- **What you have to do**
Exactly as they appear, output all of the entries.

- **Extracted material**

════

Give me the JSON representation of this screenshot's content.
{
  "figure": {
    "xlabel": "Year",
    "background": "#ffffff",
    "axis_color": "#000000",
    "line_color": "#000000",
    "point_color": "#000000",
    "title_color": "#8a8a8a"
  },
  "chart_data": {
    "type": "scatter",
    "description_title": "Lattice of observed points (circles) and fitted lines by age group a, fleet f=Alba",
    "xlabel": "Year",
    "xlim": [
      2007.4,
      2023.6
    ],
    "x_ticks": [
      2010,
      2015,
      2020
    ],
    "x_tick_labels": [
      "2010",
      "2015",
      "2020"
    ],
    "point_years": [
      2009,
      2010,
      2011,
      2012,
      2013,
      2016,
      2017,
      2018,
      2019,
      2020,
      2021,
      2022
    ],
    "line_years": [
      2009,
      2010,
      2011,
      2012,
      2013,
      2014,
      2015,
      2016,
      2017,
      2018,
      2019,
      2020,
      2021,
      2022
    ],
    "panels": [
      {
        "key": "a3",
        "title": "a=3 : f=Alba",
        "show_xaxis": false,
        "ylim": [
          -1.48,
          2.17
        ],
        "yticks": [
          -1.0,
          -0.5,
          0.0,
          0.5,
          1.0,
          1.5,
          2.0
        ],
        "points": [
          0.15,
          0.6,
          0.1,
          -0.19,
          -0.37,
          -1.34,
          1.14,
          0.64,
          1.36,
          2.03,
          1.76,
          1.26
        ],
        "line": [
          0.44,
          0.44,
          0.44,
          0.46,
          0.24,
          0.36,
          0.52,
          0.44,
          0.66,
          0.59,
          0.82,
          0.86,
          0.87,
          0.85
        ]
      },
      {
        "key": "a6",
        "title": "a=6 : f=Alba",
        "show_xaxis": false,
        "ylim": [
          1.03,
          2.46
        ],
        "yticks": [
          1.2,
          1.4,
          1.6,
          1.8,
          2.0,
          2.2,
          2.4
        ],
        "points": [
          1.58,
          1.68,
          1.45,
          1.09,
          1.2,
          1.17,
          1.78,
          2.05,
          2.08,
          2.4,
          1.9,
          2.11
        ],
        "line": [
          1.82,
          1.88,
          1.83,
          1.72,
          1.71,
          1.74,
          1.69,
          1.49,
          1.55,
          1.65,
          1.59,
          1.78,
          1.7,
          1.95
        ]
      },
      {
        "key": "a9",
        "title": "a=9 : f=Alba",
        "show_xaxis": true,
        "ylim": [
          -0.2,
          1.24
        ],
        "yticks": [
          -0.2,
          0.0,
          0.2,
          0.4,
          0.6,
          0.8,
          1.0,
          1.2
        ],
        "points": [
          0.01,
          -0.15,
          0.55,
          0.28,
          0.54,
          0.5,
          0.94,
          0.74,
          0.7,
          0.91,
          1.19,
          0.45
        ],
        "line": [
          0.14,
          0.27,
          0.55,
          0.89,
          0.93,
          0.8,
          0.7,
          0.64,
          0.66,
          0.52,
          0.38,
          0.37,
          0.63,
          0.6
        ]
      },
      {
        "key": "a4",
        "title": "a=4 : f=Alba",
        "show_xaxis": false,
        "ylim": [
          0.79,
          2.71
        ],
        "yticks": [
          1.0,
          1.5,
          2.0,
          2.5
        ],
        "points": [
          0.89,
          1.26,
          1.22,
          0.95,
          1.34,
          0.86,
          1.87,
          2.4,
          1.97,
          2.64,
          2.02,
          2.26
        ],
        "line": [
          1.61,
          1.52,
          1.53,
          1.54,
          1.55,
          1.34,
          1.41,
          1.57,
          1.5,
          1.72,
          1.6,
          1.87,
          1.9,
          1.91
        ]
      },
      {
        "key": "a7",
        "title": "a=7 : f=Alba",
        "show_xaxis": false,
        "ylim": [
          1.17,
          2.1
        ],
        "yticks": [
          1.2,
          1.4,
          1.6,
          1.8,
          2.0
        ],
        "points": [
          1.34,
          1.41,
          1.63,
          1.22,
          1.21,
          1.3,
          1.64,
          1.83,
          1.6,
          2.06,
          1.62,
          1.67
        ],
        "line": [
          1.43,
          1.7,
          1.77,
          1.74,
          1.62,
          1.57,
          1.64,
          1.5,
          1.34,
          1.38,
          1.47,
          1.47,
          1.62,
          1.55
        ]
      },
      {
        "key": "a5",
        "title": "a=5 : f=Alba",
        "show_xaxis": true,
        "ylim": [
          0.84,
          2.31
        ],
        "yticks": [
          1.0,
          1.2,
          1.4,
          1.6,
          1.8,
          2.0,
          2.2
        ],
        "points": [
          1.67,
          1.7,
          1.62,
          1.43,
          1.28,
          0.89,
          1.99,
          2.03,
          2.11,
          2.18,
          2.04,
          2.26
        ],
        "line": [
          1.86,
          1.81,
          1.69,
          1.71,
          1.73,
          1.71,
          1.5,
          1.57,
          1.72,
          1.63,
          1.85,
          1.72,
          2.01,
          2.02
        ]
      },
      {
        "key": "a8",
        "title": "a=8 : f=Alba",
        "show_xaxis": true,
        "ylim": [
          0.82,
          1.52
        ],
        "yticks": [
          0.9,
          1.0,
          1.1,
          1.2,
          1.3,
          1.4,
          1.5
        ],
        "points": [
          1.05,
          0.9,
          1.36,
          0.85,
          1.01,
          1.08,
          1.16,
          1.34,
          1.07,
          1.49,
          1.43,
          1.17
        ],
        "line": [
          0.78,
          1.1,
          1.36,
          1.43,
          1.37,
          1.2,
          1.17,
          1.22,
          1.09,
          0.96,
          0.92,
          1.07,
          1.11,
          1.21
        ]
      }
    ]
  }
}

════

- **Correct answer**
Give me the JSON representation of this screenshot's content.
{
  "figure": {
    "xlabel": "Year",
    "background": "#ffffff",
    "axis_color": "#000000",
    "line_color": "#000000",
    "point_color": "#000000",
    "title_color": "#8a8a8a"
  },
  "chart_data": {
    "type": "scatter",
    "description_title": "Lattice of observed points (circles) and fitted lines by age group a, fleet f=Alba",
    "xlabel": "Year",
    "xlim": [
      2007.4,
      2023.6
    ],
    "x_ticks": [
      2010,
      2015,
      2020
    ],
    "x_tick_labels": [
      "2010",
      "2015",
      "2020"
    ],
    "point_years": [
      2009,
      2010,
      2011,
      2012,
      2013,
      2016,
      2017,
      2018,
      2019,
      2020,
      2021,
      2022
    ],
    "line_years": [
      2009,
      2010,
      2011,
      2012,
      2013,
      2014,
      2015,
      2016,
      2017,
      2018,
      2019,
      2020,
      2021,
      2022
    ],
    "panels": [
      {
        "key": "a3",
        "title": "a=3 : f=Alba",
        "show_xaxis": false,
        "ylim": [
          -1.48,
          2.17
        ],
        "yticks": [
          -1.0,
          -0.5,
          0.0,
          0.5,
          1.0,
          1.5,
          2.0
        ],
        "points": [
          0.15,
          0.6,
          0.1,
          -0.19,
          -0.37,
          -1.34,
          1.14,
          0.64,
          1.36,
          2.03,
          1.76,
          1.26
        ],
        "line": [
          0.44,
          0.44,
          0.44,
          0.46,
          0.24,
          0.36,
          0.52,
          0.44,
          0.66,
          0.59,
          0.82,
          0.86,
          0.87,
          0.85
        ]
      },
      {
        "key": "a6",
        "title": "a=6 : f=Alba",
        "show_xaxis": false,
        "ylim": [
          1.03,
          2.46
        ],
        "yticks": [
          1.2,
          1.4,
          1.6,
          1.8,
          2.0,
          2.2,
          2.4
        ],
        "points": [
          1.58,
          1.68,
          1.45,
          1.09,
          1.2,
          1.17,
          1.78,
          2.05,
          2.08,
          2.4,
          1.9,
          2.11
        ],
        "line": [
          1.82,
          1.88,
          1.83,
          1.72,
          1.71,
          1.74,
          1.69,
          1.49,
          1.55,
          1.65,
          1.59,
          1.78,
          1.7,
          1.95
        ]
      },
      {
        "key": "a9",
        "title": "a=9 : f=Alba",
        "show_xaxis": true,
        "ylim": [
          -0.2,
          1.24
        ],
        "yticks": [
          -0.2,
          0.0,
          0.2,
          0.4,
          0.6,
          0.8,
          1.0,
          1.2
        ],
        "points": [
          0.01,
          -0.15,
          0.55,
          0.28,
          0.54,
          0.5,
          0.94,
          0.74,
          0.7,
          0.91,
          1.19,
          0.45
        ],
        "line": [
          0.14,
          0.27,
          0.55,
          0.89,
          0.93,
          0.8,
          0.7,
          0.64,
          0.66,
          0.52,
          0.38,
          0.37,
          0.63,
          0.6
        ]
      },
      {
        "key": "a4",
        "title": "a=4 : f=Alba",
        "show_xaxis": false,
        "ylim": [
          0.79,
          2.71
        ],
        "yticks": [
          1.0,
          1.5,
          2.0,
          2.5
        ],
        "points": [
          0.89,
          1.26,
          1.22,
          0.95,
          1.34,
          0.86,
          1.87,
          2.4,
          1.97,
          2.64,
          2.02,
          2.26
        ],
        "line": [
          1.61,
          1.52,
          1.53,
          1.54,
          1.55,
          1.34,
          1.41,
          1.57,
          1.5,
          1.72,
          1.6,
          1.87,
          1.9,
          1.91
        ]
      },
      {
        "key": "a7",
        "title": "a=7 : f=Alba",
        "show_xaxis": false,
        "ylim": [
          1.17,
          2.1
        ],
        "yticks": [
          1.2,
          1.4,
          1.6,
          1.8,
          2.0
        ],
        "points": [
          1.34,
          1.41,
          1.63,
          1.22,
          1.21,
          1.3,
          1.64,
          1.83,
          1.6,
          2.06,
          1.62,
          1.67
        ],
        "line": [
          1.43,
          1.7,
          1.77,
          1.74,
          1.62,
          1.57,
          1.64,
          1.5,
          1.34,
          1.38,
          1.47,
          1.47,
          1.62,
          1.55
        ]
      },
      {
        "key": "a5",
        "title": "a=5 : f=Alba",
        "show_xaxis": true,
        "ylim": [
          0.84,
          2.31
        ],
        "yticks": [
          1.0,
          1.2,
          1.4,
          1.6,
          1.8,
          2.0,
          2.2
        ],
        "points": [
          1.67,
          1.7,
          1.62,
          1.43,
          1.28,
          0.89,
          1.99,
          2.03,
          2.11,
          2.18,
          2.04,
          2.26
        ],
        "line": [
          1.86,
          1.81,
          1.69,
          1.71,
          1.73,
          1.71,
          1.5,
          1.57,
          1.72,
          1.63,
          1.85,
          1.72,
          2.01,
          2.02
        ]
      },
      {
        "key": "a8",
        "title": "a=8 : f=Alba",
        "show_xaxis": true,
        "ylim": [
          0.82,
          1.52
        ],
        "yticks": [
          0.9,
          1.0,
          1.1,
          1.2,
          1.3,
          1.4,
          1.5
        ],
        "points": [
          1.05,
          0.9,
          1.36,
          0.85,
          1.01,
          1.08,
          1.16,
          1.34,
          1.07,
          1.49,
          1.43,
          1.17
        ],
        "line": [
          0.78,
          1.1,
          1.36,
          1.43,
          1.37,
          1.2,
          1.17,
          1.22,
          1.09,
          0.96,
          0.92,
          1.07,
          1.11,
          1.21
        ]
      }
    ]
  }
}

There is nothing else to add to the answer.